(Challenge): Copy every entry word for word, but skip the pictures.
--- start Task data ---
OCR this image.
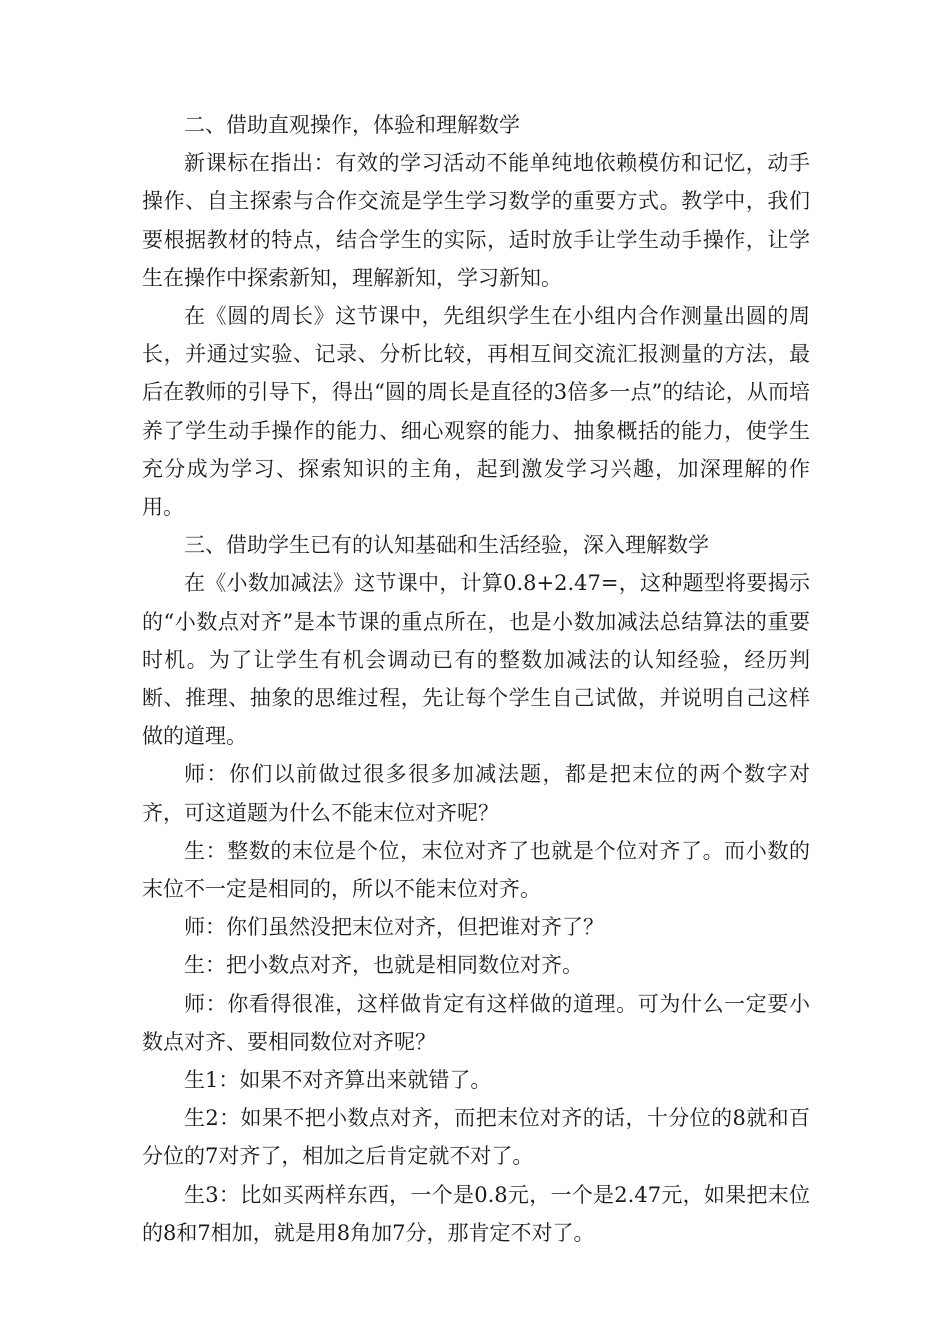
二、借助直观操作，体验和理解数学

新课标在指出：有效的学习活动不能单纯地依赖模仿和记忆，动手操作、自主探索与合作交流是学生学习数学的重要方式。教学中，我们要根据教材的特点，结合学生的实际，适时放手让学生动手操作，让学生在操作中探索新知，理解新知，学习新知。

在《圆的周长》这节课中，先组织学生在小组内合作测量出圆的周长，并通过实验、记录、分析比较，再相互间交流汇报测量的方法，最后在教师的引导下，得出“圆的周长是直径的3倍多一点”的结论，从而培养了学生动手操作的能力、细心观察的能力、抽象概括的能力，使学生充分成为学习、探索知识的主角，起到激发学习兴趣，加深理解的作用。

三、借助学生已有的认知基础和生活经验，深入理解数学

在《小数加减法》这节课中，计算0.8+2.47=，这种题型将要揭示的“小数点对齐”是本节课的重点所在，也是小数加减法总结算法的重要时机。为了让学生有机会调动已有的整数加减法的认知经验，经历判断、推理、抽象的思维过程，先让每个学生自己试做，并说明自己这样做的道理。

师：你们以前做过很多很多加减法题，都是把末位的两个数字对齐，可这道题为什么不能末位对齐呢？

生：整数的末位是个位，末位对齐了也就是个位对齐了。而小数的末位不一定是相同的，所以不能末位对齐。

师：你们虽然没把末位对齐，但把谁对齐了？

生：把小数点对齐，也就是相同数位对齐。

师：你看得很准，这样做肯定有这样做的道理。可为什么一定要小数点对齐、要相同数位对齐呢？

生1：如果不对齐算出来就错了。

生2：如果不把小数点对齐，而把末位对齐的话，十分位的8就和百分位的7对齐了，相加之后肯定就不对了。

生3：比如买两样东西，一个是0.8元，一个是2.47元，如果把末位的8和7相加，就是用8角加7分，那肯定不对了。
--- end Task data ---
(Complete response):
OCR this image.
二、借助直观操作，体验和理解数学

新课标在指出：有效的学习活动不能单纯地依赖模仿和记忆，动手操作、自主探索与合作交流是学生学习数学的重要方式。教学中，我们要根据教材的特点，结合学生的实际，适时放手让学生动手操作，让学生在操作中探索新知，理解新知，学习新知。

在《圆的周长》这节课中，先组织学生在小组内合作测量出圆的周长，并通过实验、记录、分析比较，再相互间交流汇报测量的方法，最后在教师的引导下，得出“圆的周长是直径的3倍多一点”的结论，从而培养了学生动手操作的能力、细心观察的能力、抽象概括的能力，使学生充分成为学习、探索知识的主角，起到激发学习兴趣，加深理解的作用。

三、借助学生已有的认知基础和生活经验，深入理解数学

在《小数加减法》这节课中，计算0.8+2.47=，这种题型将要揭示的“小数点对齐”是本节课的重点所在，也是小数加减法总结算法的重要时机。为了让学生有机会调动已有的整数加减法的认知经验，经历判断、推理、抽象的思维过程，先让每个学生自己试做，并说明自己这样做的道理。

师：你们以前做过很多很多加减法题，都是把末位的两个数字对齐，可这道题为什么不能末位对齐呢？

生：整数的末位是个位，末位对齐了也就是个位对齐了。而小数的末位不一定是相同的，所以不能末位对齐。

师：你们虽然没把末位对齐，但把谁对齐了？

生：把小数点对齐，也就是相同数位对齐。

师：你看得很准，这样做肯定有这样做的道理。可为什么一定要小数点对齐、要相同数位对齐呢？

生1：如果不对齐算出来就错了。

生2：如果不把小数点对齐，而把末位对齐的话，十分位的8就和百分位的7对齐了，相加之后肯定就不对了。

生3：比如买两样东西，一个是0.8元，一个是2.47元，如果把末位的8和7相加，就是用8角加7分，那肯定不对了。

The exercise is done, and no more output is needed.